* _Goal_
From the listing below, pull out every line where the string "effects" appears.

* _Data items_
· · · · · · ·

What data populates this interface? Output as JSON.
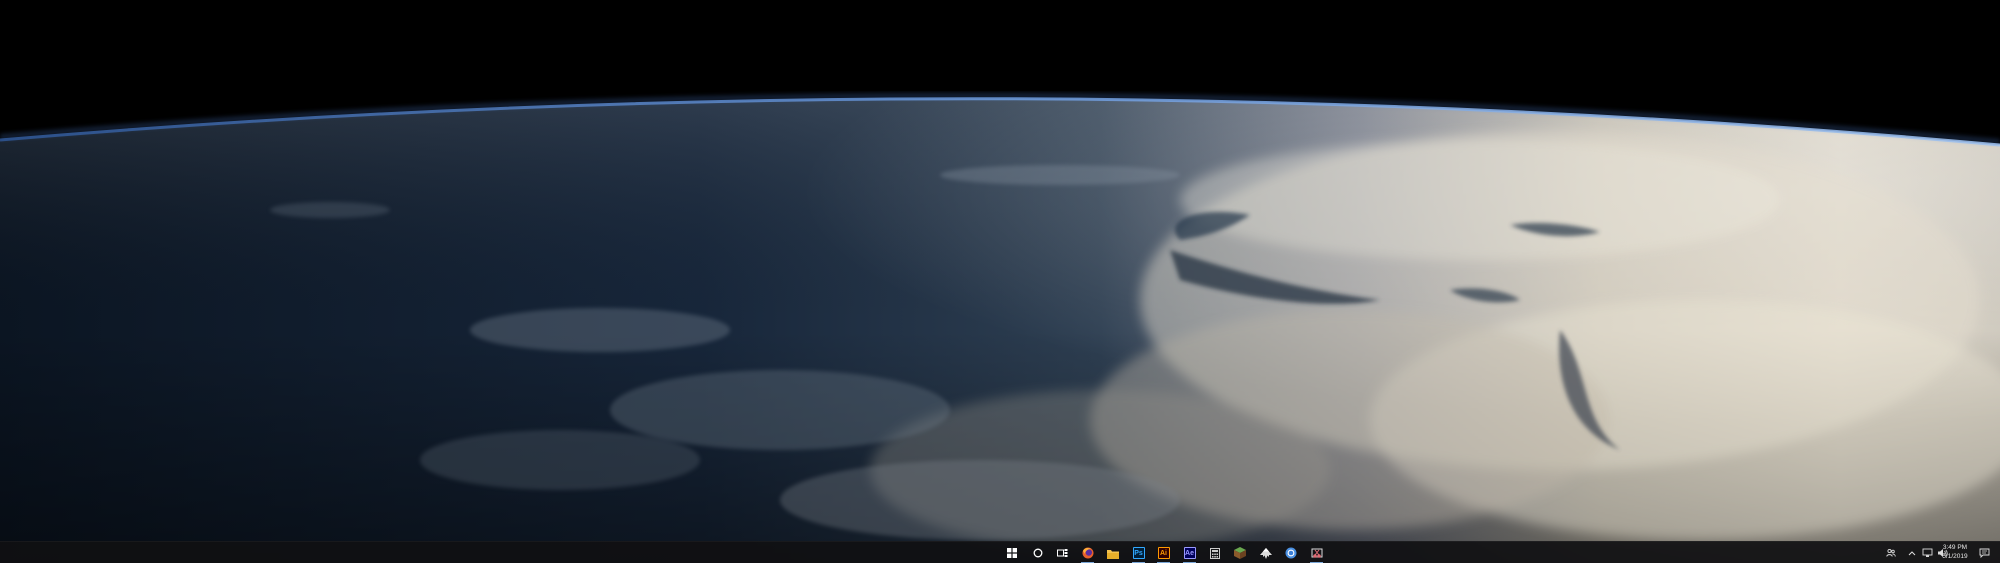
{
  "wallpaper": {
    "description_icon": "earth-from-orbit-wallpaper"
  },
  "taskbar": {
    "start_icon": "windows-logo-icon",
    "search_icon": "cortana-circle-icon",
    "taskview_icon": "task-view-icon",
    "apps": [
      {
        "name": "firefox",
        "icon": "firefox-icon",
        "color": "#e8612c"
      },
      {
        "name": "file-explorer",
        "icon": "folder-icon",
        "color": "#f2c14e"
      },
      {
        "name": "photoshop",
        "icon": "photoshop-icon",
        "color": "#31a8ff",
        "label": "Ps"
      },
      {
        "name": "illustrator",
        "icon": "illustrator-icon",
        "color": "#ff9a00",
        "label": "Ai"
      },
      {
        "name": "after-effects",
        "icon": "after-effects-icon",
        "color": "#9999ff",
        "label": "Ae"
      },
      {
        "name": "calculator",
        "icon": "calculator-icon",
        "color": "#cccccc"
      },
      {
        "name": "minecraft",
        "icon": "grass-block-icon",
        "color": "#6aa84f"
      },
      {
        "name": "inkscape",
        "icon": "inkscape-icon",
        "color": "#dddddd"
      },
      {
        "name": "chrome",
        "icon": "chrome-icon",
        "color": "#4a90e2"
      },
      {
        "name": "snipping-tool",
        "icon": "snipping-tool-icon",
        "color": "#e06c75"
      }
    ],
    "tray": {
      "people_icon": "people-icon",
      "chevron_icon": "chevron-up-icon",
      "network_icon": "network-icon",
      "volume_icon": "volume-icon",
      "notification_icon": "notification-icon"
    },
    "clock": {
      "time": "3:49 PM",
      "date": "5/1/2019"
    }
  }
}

· · · · · · ·

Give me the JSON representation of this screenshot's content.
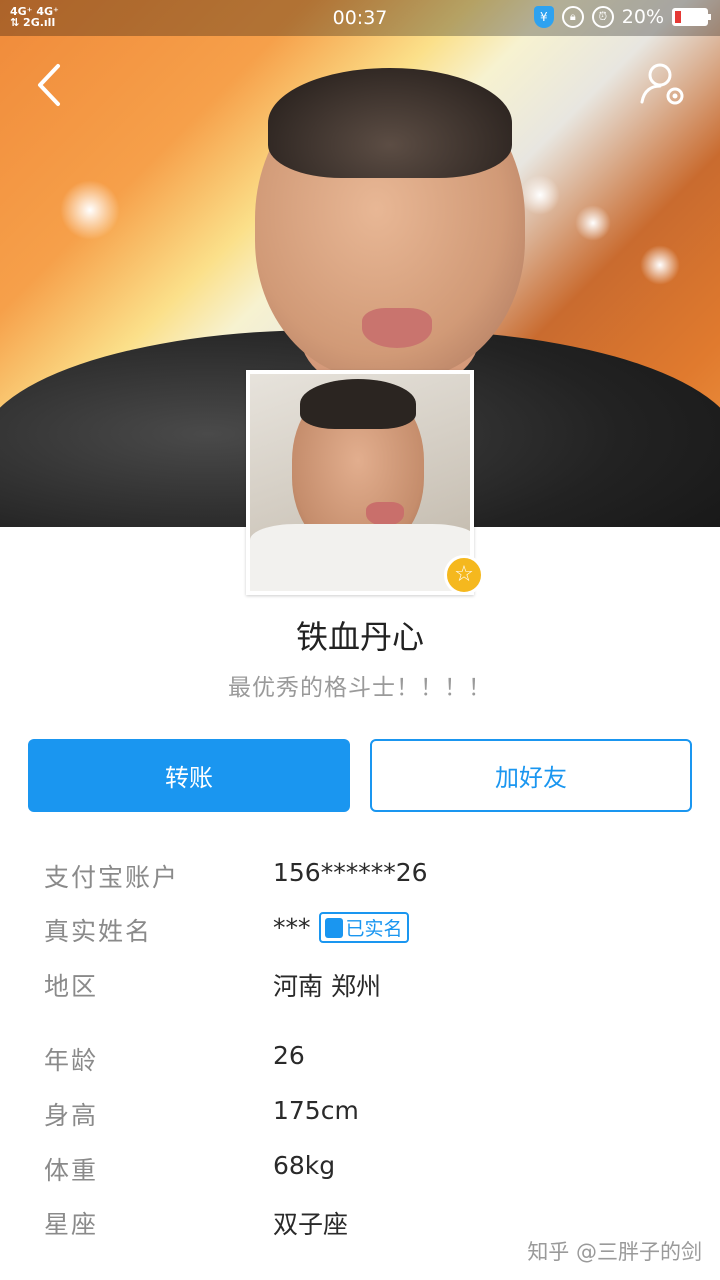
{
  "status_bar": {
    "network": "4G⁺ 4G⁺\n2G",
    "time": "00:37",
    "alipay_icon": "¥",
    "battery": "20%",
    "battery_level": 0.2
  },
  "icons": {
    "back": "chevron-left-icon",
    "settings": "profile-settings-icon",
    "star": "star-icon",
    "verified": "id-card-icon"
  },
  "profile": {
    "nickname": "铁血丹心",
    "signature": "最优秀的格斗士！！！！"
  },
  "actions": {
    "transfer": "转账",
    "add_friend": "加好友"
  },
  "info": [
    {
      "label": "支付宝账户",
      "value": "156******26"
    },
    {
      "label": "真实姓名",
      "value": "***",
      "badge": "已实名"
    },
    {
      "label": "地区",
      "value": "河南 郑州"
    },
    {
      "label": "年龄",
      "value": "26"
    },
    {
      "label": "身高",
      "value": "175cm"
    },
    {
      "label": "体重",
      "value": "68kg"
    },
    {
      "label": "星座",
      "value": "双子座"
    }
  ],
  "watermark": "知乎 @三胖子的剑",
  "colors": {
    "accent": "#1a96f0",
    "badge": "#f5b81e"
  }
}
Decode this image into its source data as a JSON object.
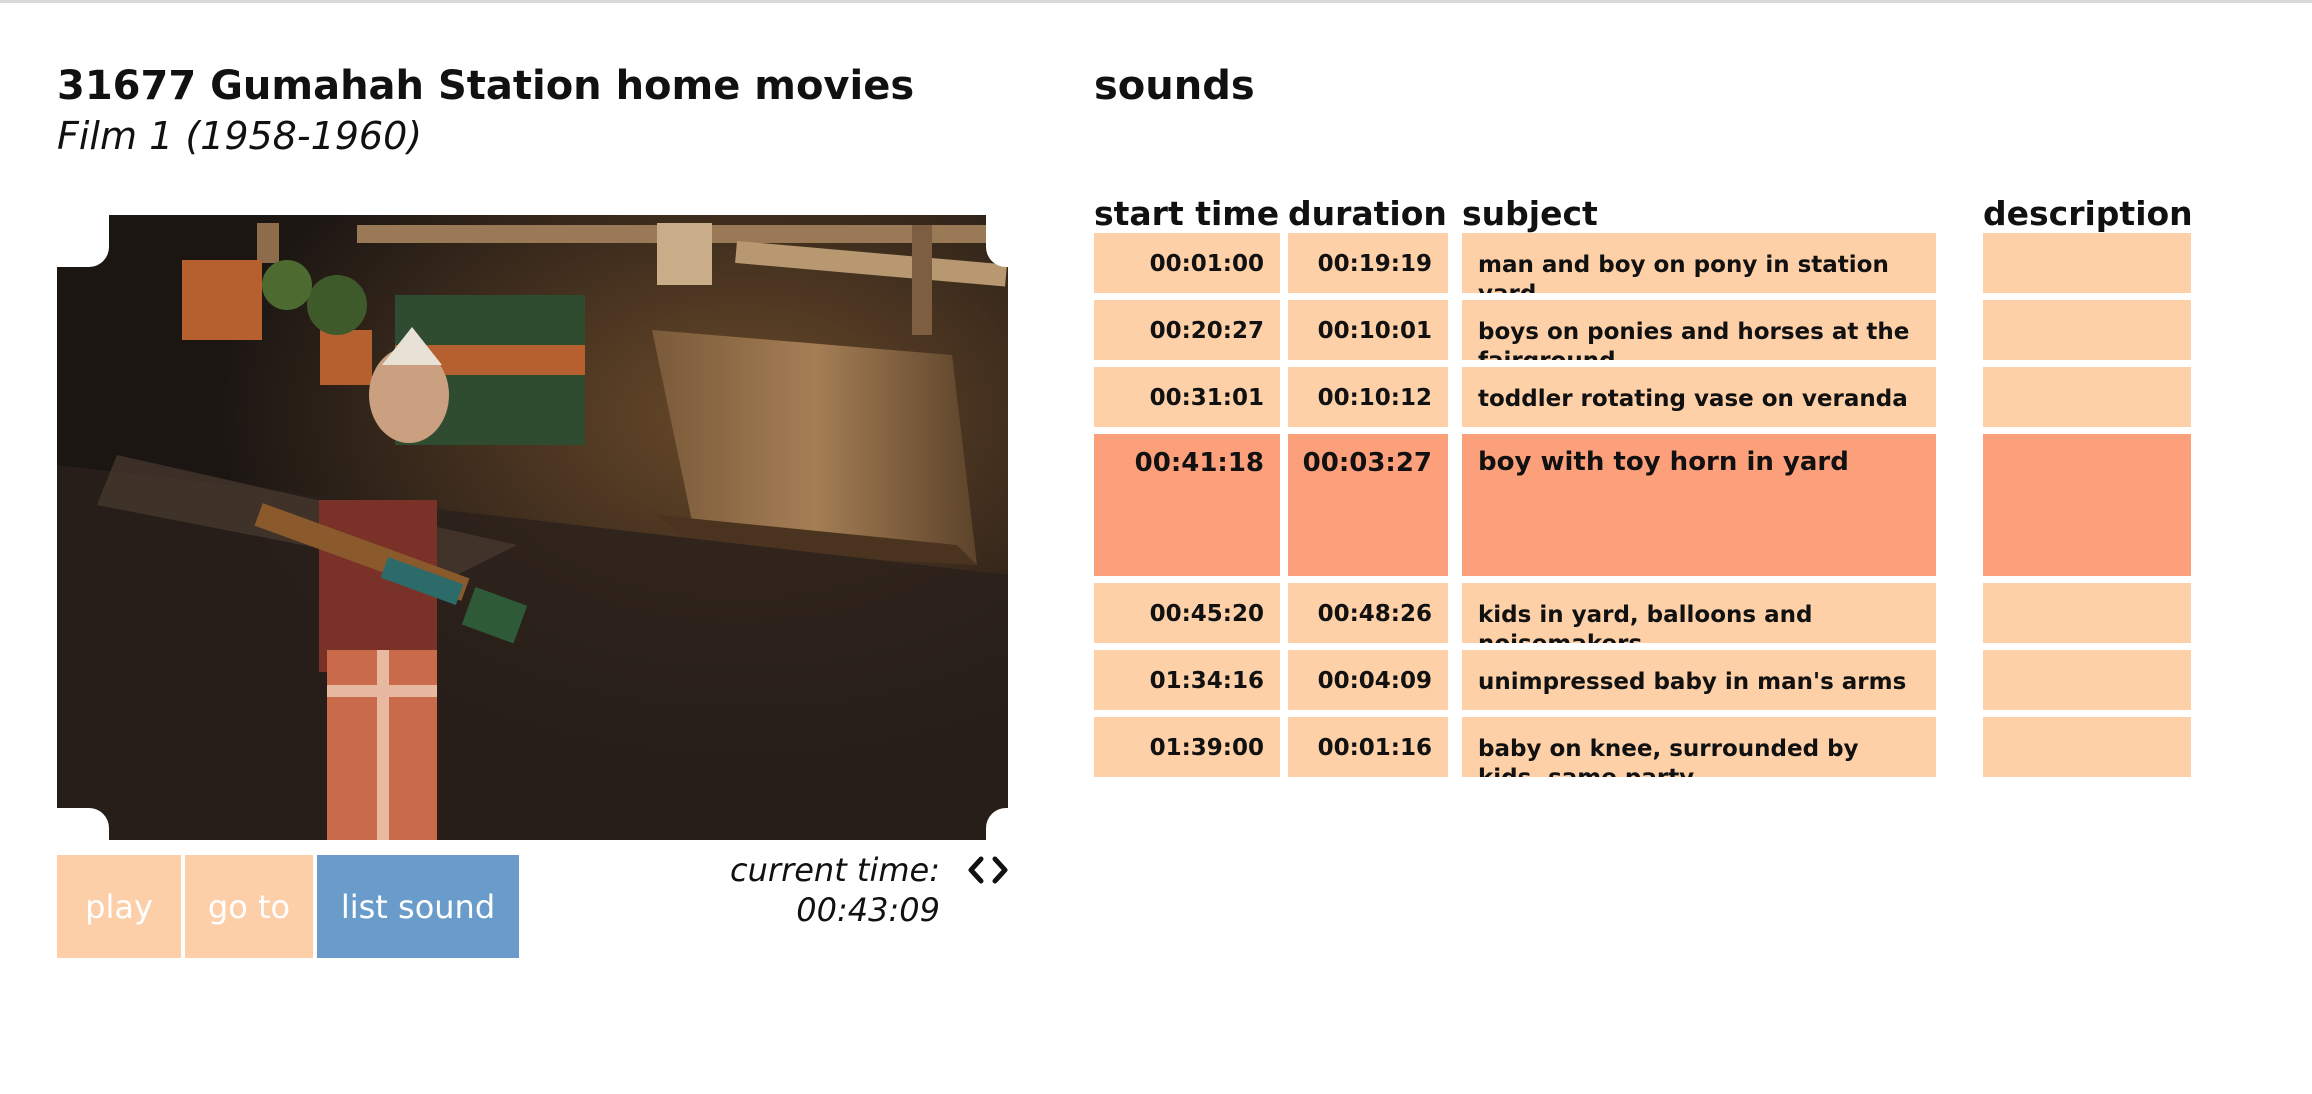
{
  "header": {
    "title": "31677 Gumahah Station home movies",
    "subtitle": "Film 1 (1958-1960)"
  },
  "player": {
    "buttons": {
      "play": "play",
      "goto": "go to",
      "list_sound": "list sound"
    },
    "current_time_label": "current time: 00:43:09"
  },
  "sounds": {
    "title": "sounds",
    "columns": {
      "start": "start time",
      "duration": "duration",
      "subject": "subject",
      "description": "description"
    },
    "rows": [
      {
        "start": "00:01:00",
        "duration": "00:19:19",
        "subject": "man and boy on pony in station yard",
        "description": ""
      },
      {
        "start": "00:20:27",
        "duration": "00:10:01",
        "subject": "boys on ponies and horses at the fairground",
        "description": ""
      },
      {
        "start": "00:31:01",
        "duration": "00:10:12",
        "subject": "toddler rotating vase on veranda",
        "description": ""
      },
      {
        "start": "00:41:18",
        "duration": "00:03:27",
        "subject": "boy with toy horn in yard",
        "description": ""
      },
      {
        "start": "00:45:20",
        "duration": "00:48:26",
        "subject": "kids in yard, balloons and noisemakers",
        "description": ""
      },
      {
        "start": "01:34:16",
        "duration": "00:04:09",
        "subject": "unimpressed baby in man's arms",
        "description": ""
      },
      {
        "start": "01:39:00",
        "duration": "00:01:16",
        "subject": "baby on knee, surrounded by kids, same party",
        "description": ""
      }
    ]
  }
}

· · · · · · ·

* _Full solution_
        "name": "after-effects",
        "icon": "after-effects-icon",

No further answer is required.